_EXERCISE SET_
**A.** In the passage on democracy in the Gulf, why does the Kuwait National Assembly seem to work for the people of Kuwait? Answer in one to three sentences.
**B.** Continue the passage on democracy in the Gulf from where it stops.

_PASSAGE_
○ ○ ○ ○ ○ ○ ○
The closest the Gulf has come to democracy is through the Kuwaiti parliament known as the Kuwait National Assembly. Although it faces the occasional conflicts with Kuwait’s Crown Prince it seems to work for the people of Kuwait because it rose from the people of Kuwait. It works because Kuwaitis saw a need for it and chose to utilise it as best they could. Kuwait is officially a constitutional monarchy, which simply means that its legislative power is shared between the Crown Prince and the National Assembly.

This notion of democracy seems to be the proverbial carrot dangling before our faces teasing us to forever pursue it, within our reach yet unreachable. The solution is to stop looking forward and look around for a change. Look up, look down, look to your right and to your left for the answer could be around you while you continue to move ahead.

Contrary to Western beliefs, democracy is not solely a Western idea. In Islam the Quran has instructed the Prophet Mohammed (PBUH) to “consult with them upon the conduct of affairs.” (Quran 3:159). And for a society of similar publics “whose rule is based upon consultation (Shura) among themselves” (Quran 42:38). Democracy does not need to be in the Western form for it to exist. It can grow, however, it wants as long as its aim is equality.
○ ○ ○ ○ ○ ○ ○
_RECORDED DATA_
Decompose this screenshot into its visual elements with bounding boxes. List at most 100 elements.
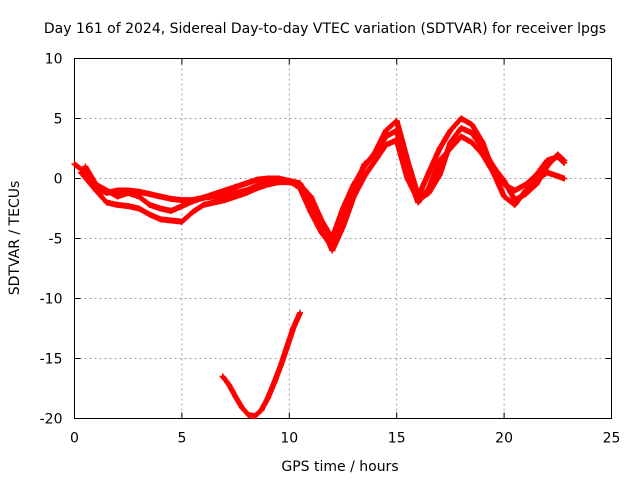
○ ○ ○ ○ ○ ○ ○
_RESULTS_
**A.** It seems to work because it rose from the people of Kuwait themselves. Kuwaitis saw a need for it and chose to use it as best they could.

**B.**
Democracy’s aim is to treat people as equals by providing similar rights and ensuring their comfort and happiness. If that is its sole purpose then, by definition, in a land where people are already happy and content there exists no need for democracy. Democracy’s existence in a place where that aim has already been realised seems to be both irrelevant and confusing.

Democracy should always be viewed through a more philosophical perspective rather than a political one because after all democracy was born to a philosopher and murdered by a politician.